Recorded data
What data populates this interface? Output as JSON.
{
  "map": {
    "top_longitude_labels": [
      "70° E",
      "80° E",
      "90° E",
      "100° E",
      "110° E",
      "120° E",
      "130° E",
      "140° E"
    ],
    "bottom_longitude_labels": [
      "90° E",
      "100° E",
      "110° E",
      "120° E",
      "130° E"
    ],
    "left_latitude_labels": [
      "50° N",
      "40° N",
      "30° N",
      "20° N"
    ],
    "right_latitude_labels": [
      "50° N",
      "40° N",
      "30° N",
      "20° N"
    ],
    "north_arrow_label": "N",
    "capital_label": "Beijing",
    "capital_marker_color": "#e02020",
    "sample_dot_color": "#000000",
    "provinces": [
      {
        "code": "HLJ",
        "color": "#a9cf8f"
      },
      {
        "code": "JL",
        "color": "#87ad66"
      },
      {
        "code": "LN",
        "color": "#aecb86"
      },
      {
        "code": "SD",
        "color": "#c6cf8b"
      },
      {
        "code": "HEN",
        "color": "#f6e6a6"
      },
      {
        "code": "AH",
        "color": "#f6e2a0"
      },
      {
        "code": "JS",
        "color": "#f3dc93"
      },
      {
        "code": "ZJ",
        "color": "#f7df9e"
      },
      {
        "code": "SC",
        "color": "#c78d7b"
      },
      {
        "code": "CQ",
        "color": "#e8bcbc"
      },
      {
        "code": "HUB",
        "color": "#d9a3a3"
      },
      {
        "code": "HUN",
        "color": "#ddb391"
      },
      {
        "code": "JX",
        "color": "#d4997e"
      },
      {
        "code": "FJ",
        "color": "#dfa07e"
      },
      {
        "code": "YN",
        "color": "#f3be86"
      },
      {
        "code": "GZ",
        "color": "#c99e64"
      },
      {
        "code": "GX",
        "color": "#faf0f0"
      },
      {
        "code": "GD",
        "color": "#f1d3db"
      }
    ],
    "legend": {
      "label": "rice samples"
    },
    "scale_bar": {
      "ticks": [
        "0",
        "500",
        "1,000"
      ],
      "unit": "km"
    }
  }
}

* EXERCISE DETAILS: Using the material above, print every entry exactly as written.

* COMPLETED EXERCISE:
What data populates this interface? Output as JSON.
{
  "map": {
    "top_longitude_labels": [
      "70° E",
      "80° E",
      "90° E",
      "100° E",
      "110° E",
      "120° E",
      "130° E",
      "140° E"
    ],
    "bottom_longitude_labels": [
      "90° E",
      "100° E",
      "110° E",
      "120° E",
      "130° E"
    ],
    "left_latitude_labels": [
      "50° N",
      "40° N",
      "30° N",
      "20° N"
    ],
    "right_latitude_labels": [
      "50° N",
      "40° N",
      "30° N",
      "20° N"
    ],
    "north_arrow_label": "N",
    "capital_label": "Beijing",
    "capital_marker_color": "#e02020",
    "sample_dot_color": "#000000",
    "provinces": [
      {
        "code": "HLJ",
        "color": "#a9cf8f"
      },
      {
        "code": "JL",
        "color": "#87ad66"
      },
      {
        "code": "LN",
        "color": "#aecb86"
      },
      {
        "code": "SD",
        "color": "#c6cf8b"
      },
      {
        "code": "HEN",
        "color": "#f6e6a6"
      },
      {
        "code": "AH",
        "color": "#f6e2a0"
      },
      {
        "code": "JS",
        "color": "#f3dc93"
      },
      {
        "code": "ZJ",
        "color": "#f7df9e"
      },
      {
        "code": "SC",
        "color": "#c78d7b"
      },
      {
        "code": "CQ",
        "color": "#e8bcbc"
      },
      {
        "code": "HUB",
        "color": "#d9a3a3"
      },
      {
        "code": "HUN",
        "color": "#ddb391"
      },
      {
        "code": "JX",
        "color": "#d4997e"
      },
      {
        "code": "FJ",
        "color": "#dfa07e"
      },
      {
        "code": "YN",
        "color": "#f3be86"
      },
      {
        "code": "GZ",
        "color": "#c99e64"
      },
      {
        "code": "GX",
        "color": "#faf0f0"
      },
      {
        "code": "GD",
        "color": "#f1d3db"
      }
    ],
    "legend": {
      "label": "rice samples"
    },
    "scale_bar": {
      "ticks": [
        "0",
        "500",
        "1,000"
      ],
      "unit": "km"
    }
  }
}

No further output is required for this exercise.